**Stated problem:** Set out the lines of the material starting at the line containing "chi-k-ylabel: k2 χ(k)" and ending at the line containing "chi-k-ytick-label: 6 bbox=[94, 76, 106, 101]" as a Markdown table with the columns Row and Line. Leave out blank lines.

--- Begin Stored rows ---

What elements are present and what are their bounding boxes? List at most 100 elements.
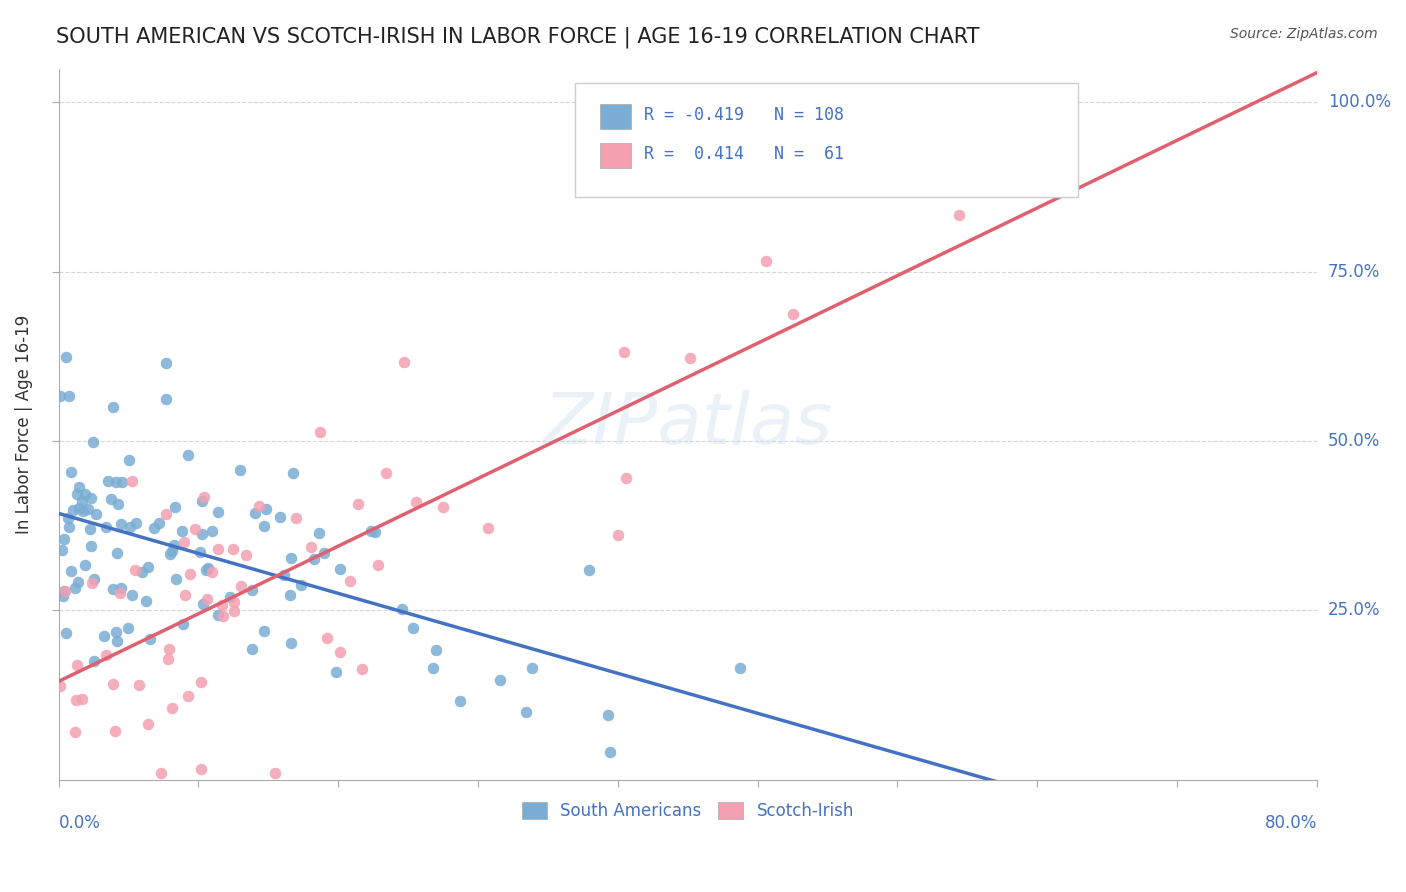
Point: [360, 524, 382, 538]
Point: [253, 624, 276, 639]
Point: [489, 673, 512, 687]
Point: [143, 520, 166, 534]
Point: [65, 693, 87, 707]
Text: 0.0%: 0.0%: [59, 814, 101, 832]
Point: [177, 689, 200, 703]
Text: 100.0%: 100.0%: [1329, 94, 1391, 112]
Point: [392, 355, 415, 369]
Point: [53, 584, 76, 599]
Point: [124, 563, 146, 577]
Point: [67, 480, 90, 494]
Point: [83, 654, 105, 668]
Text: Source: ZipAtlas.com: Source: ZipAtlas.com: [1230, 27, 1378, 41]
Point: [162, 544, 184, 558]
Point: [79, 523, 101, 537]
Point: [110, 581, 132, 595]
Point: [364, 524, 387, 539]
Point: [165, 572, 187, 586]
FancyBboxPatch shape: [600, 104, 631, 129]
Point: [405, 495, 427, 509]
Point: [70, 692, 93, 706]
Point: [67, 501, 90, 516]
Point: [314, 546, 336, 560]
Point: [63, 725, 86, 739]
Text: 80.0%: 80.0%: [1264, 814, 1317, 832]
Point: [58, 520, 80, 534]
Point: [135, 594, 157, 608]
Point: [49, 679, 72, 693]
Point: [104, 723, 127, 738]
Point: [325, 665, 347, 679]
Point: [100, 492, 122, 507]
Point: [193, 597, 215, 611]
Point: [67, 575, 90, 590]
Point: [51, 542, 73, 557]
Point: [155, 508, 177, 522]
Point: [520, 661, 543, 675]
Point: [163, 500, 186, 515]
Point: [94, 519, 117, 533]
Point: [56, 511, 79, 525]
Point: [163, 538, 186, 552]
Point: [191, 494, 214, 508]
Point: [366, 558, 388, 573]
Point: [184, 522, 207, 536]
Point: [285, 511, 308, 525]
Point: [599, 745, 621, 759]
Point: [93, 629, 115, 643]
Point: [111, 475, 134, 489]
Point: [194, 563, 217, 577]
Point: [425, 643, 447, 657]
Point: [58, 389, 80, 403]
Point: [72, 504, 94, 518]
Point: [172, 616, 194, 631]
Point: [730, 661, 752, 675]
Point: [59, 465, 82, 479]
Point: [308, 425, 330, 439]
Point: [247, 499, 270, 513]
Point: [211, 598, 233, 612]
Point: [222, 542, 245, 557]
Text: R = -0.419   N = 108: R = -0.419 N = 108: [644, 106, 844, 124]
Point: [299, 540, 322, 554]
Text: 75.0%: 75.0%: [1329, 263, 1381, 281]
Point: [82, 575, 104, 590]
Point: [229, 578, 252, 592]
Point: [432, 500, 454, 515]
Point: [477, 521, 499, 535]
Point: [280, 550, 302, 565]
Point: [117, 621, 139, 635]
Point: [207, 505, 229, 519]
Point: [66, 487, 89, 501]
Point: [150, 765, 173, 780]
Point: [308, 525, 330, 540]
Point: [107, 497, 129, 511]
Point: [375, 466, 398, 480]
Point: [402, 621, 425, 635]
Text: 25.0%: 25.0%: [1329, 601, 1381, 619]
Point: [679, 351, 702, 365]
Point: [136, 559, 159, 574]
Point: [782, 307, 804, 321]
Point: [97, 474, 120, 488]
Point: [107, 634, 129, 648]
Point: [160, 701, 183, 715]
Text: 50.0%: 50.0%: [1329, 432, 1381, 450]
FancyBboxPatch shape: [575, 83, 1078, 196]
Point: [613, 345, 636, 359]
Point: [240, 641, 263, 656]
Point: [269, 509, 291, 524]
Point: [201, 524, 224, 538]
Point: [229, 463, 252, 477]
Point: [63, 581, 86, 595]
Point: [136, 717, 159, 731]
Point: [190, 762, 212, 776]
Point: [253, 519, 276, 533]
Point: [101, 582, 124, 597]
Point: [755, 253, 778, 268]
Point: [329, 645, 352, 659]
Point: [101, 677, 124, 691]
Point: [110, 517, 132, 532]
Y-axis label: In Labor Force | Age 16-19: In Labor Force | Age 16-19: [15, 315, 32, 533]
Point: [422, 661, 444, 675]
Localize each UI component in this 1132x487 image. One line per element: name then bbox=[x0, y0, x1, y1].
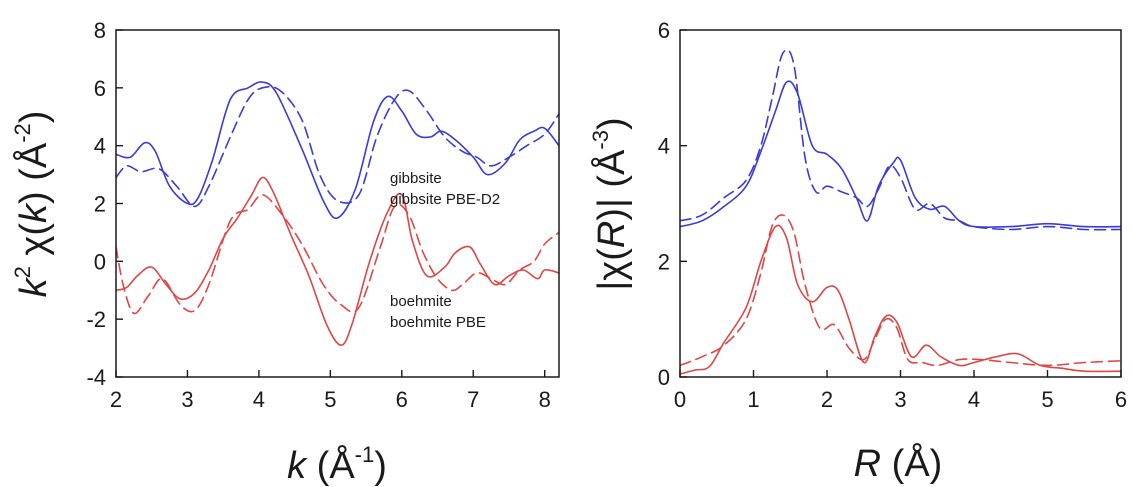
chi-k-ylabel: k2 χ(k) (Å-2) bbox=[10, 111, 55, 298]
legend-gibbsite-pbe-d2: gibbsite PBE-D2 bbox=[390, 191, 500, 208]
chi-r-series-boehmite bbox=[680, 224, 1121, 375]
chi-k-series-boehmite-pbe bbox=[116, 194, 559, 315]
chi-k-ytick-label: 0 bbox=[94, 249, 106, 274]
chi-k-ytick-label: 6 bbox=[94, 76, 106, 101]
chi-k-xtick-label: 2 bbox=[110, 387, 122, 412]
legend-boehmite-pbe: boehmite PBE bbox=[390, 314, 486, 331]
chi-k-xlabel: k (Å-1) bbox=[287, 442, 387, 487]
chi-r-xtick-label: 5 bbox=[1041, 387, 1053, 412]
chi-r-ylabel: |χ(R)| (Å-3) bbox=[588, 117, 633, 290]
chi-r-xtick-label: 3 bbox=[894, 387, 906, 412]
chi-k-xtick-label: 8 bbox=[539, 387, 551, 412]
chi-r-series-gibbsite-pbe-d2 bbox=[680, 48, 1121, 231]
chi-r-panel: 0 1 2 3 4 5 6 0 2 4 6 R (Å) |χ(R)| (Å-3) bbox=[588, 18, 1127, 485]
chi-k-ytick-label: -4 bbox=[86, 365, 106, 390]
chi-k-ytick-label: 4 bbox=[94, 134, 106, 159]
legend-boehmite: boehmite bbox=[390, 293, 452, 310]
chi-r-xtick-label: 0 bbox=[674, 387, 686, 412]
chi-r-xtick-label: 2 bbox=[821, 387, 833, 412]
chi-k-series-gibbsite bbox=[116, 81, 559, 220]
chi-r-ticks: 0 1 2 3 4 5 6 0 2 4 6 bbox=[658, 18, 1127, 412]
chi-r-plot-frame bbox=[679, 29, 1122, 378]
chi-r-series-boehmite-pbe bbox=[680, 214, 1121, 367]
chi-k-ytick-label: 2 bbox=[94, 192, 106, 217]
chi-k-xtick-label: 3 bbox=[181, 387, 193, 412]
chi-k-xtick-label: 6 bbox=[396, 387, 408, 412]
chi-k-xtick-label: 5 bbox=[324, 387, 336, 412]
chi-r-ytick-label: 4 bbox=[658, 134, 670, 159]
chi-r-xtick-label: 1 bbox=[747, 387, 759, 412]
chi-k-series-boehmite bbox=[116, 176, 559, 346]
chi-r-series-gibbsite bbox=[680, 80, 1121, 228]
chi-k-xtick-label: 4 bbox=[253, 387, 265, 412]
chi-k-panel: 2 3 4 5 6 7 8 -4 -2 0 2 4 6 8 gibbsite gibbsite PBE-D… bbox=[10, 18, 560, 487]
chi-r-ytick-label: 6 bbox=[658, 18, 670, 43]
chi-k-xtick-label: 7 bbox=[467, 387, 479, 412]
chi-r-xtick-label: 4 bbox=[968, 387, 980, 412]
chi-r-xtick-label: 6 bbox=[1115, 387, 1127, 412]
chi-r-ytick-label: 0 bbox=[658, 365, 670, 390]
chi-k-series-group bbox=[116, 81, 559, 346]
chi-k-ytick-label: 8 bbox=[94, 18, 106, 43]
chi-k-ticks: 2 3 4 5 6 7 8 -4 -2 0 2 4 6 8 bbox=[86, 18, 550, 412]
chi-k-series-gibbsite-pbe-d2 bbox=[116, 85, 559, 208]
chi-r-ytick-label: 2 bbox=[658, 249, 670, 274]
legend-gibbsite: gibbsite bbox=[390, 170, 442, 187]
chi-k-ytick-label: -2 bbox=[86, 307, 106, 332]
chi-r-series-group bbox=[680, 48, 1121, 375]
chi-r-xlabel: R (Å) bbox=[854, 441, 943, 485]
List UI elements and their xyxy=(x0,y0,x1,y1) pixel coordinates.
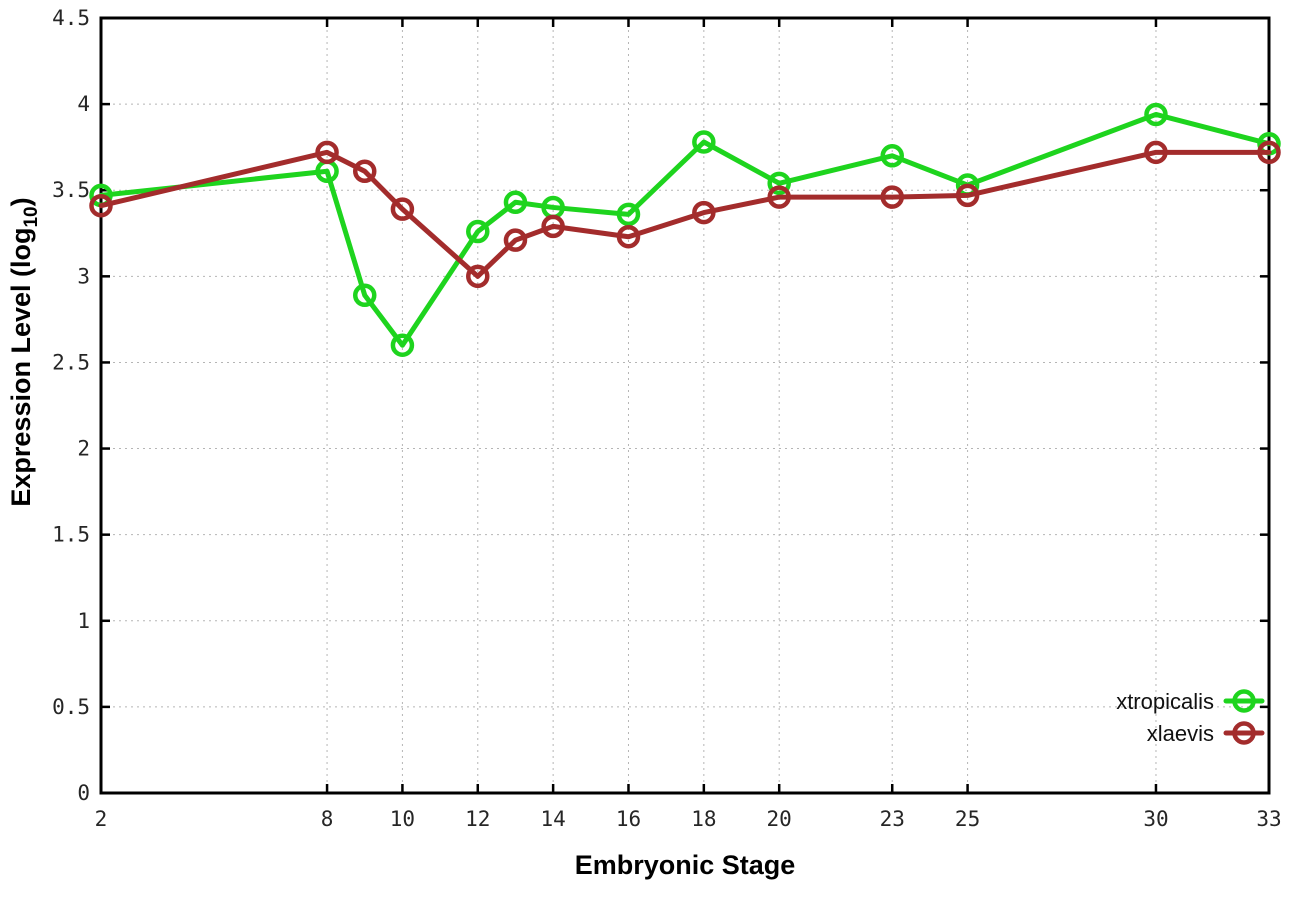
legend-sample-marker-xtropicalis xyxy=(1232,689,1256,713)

--- End Stored rows ---

**Response:**
| Row | Line |
|---|---|
| 1 | chi-k-ylabel: k2 χ(k) (Å-2) bbox=[10, 111, 55, 298] |
| 2 | legend-gibbsite-pbe-d2: gibbsite PBE-D2 bbox=[390, 191, 500, 208] |
| 3 | chi-r-series-boehmite bbox=[680, 224, 1121, 375] |
| 4 | chi-k-series-boehmite-pbe bbox=[116, 194, 559, 315] |
| 5 | chi-k-ytick-label: 0 bbox=[94, 249, 106, 274] |
| 6 | chi-k-ytick-label: 6 bbox=[94, 76, 106, 101] |